# start of Data supplied
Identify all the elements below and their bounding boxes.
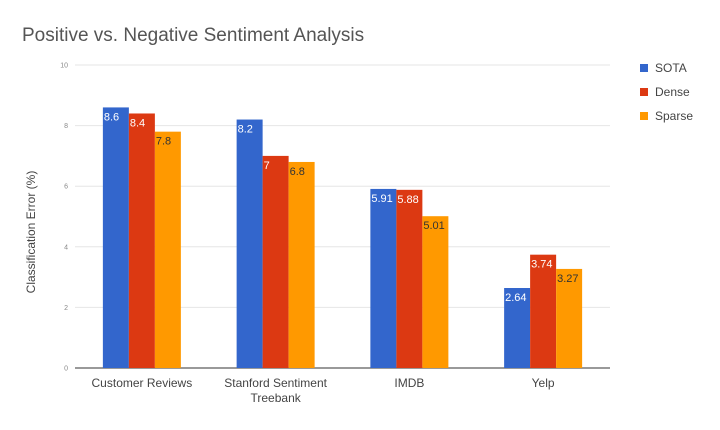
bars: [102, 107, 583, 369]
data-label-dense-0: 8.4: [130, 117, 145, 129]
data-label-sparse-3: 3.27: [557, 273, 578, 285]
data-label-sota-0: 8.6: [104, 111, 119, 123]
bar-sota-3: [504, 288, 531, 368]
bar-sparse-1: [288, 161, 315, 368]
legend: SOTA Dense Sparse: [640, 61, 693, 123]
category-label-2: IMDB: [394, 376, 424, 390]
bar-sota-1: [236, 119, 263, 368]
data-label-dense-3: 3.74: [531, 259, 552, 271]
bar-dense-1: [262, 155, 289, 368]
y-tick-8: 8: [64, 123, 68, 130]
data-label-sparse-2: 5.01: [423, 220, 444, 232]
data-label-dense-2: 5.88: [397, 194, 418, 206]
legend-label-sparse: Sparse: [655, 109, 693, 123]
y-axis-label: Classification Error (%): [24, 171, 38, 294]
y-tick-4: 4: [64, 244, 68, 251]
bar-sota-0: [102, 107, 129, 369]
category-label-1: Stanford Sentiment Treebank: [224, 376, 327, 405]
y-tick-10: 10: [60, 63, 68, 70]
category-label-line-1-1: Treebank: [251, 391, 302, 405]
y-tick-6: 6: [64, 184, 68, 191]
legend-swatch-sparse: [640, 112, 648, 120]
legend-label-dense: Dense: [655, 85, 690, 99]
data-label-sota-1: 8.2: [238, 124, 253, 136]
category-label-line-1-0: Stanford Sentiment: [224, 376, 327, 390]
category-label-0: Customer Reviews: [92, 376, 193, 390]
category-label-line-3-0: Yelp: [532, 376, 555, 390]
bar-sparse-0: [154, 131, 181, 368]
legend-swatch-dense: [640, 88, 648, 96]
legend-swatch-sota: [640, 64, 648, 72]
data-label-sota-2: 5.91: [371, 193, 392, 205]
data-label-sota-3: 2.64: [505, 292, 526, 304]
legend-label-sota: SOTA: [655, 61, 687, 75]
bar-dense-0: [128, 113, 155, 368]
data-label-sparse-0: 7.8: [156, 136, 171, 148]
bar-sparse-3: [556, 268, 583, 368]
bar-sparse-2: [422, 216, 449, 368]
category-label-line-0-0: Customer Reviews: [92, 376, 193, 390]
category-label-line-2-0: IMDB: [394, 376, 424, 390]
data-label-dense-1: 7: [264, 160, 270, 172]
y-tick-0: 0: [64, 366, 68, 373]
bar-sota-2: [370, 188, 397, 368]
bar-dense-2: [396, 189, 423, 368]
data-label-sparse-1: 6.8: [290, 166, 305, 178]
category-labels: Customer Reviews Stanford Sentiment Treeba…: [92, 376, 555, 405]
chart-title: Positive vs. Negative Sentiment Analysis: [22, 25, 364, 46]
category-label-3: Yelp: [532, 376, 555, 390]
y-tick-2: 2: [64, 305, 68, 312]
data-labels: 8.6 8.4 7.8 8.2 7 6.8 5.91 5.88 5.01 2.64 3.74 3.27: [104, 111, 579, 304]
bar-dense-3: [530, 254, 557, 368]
# end of Data supplied
# start of Data supplied
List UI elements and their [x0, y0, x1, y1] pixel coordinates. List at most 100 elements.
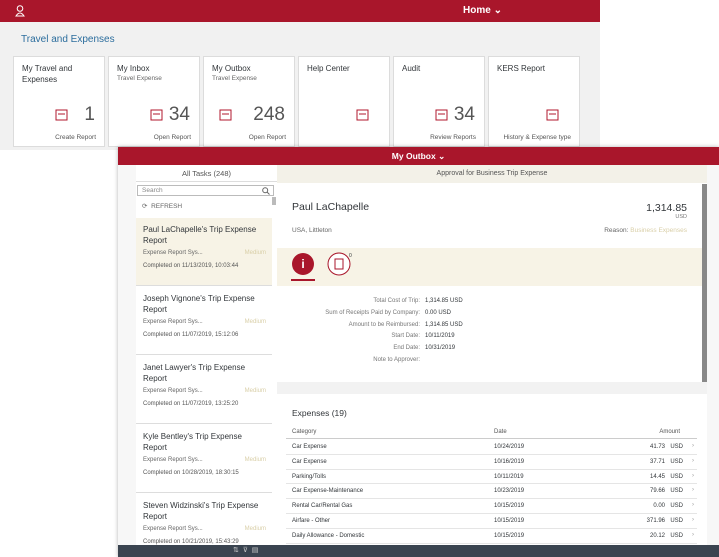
# end of Data supplied
Aim of the task - Return everything in the data from the line containing "Identify all the" down to the line containing "bar-sota-3: [504, 288, 531, 368]", including both of those lines, with each line reproduced unchanged and the pictures left out.

Task response -
Identify all the elements below and their bounding boxes.
bars: [102, 107, 583, 369]
data-label-dense-0: 8.4: [130, 117, 145, 129]
data-label-sparse-3: 3.27: [557, 273, 578, 285]
data-label-sota-0: 8.6: [104, 111, 119, 123]
bar-sota-3: [504, 288, 531, 368]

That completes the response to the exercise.